#### [Aim of the task]
All of the records below must be output exactly, with no pictures carried over.

#### [Provided data]
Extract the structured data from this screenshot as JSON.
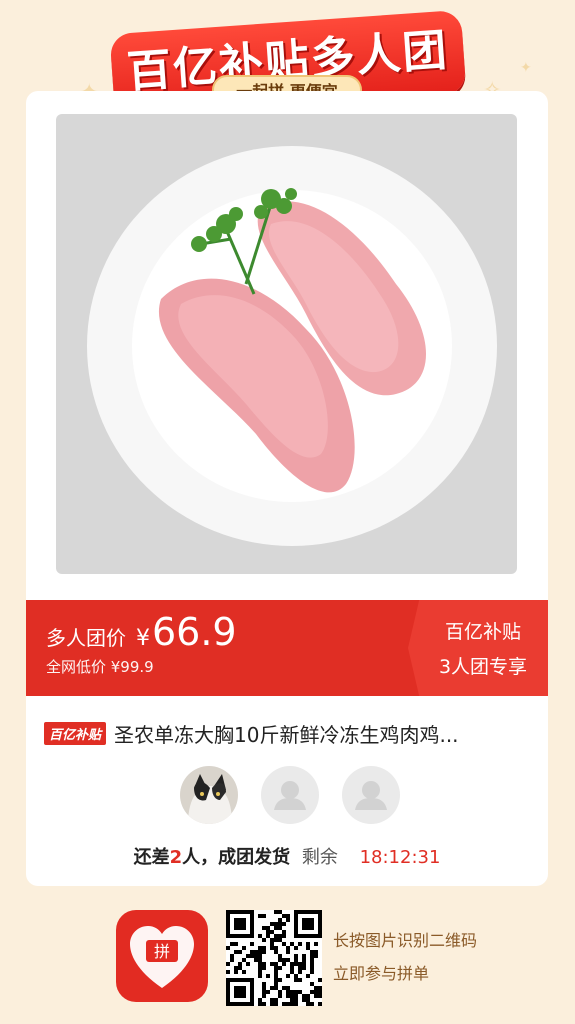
{
  "header": {
    "title": "百亿补贴多人团",
    "subtitle": "一起拼 更便宜"
  },
  "price": {
    "label": "多人团价",
    "currency": "¥",
    "value": "66.9",
    "original": "全网低价 ¥99.9"
  },
  "badge": {
    "line1": "百亿补贴",
    "line2": "3人团专享"
  },
  "product": {
    "tag": "百亿补贴",
    "title": "圣农单冻大胸10斤新鲜冷冻生鸡肉鸡..."
  },
  "group": {
    "status_prefix": "还差",
    "missing_count": "2",
    "status_suffix": "人，成团发货",
    "remaining_label": "剩余",
    "countdown": "18:12:31"
  },
  "footer": {
    "hint_line1": "长按图片识别二维码",
    "hint_line2": "立即参与拼单"
  },
  "colors": {
    "brand_red": "#e02e24",
    "background": "#fbefdc"
  }
}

#### [Result below]
Extract the structured data from this screenshot as JSON.
{
  "header": {
    "title": "百亿补贴多人团",
    "subtitle": "一起拼 更便宜"
  },
  "price": {
    "label": "多人团价",
    "currency": "¥",
    "value": "66.9",
    "original": "全网低价 ¥99.9"
  },
  "badge": {
    "line1": "百亿补贴",
    "line2": "3人团专享"
  },
  "product": {
    "tag": "百亿补贴",
    "title": "圣农单冻大胸10斤新鲜冷冻生鸡肉鸡..."
  },
  "group": {
    "status_prefix": "还差",
    "missing_count": "2",
    "status_suffix": "人，成团发货",
    "remaining_label": "剩余",
    "countdown": "18:12:31"
  },
  "footer": {
    "hint_line1": "长按图片识别二维码",
    "hint_line2": "立即参与拼单"
  },
  "colors": {
    "brand_red": "#e02e24",
    "background": "#fbefdc"
  }
}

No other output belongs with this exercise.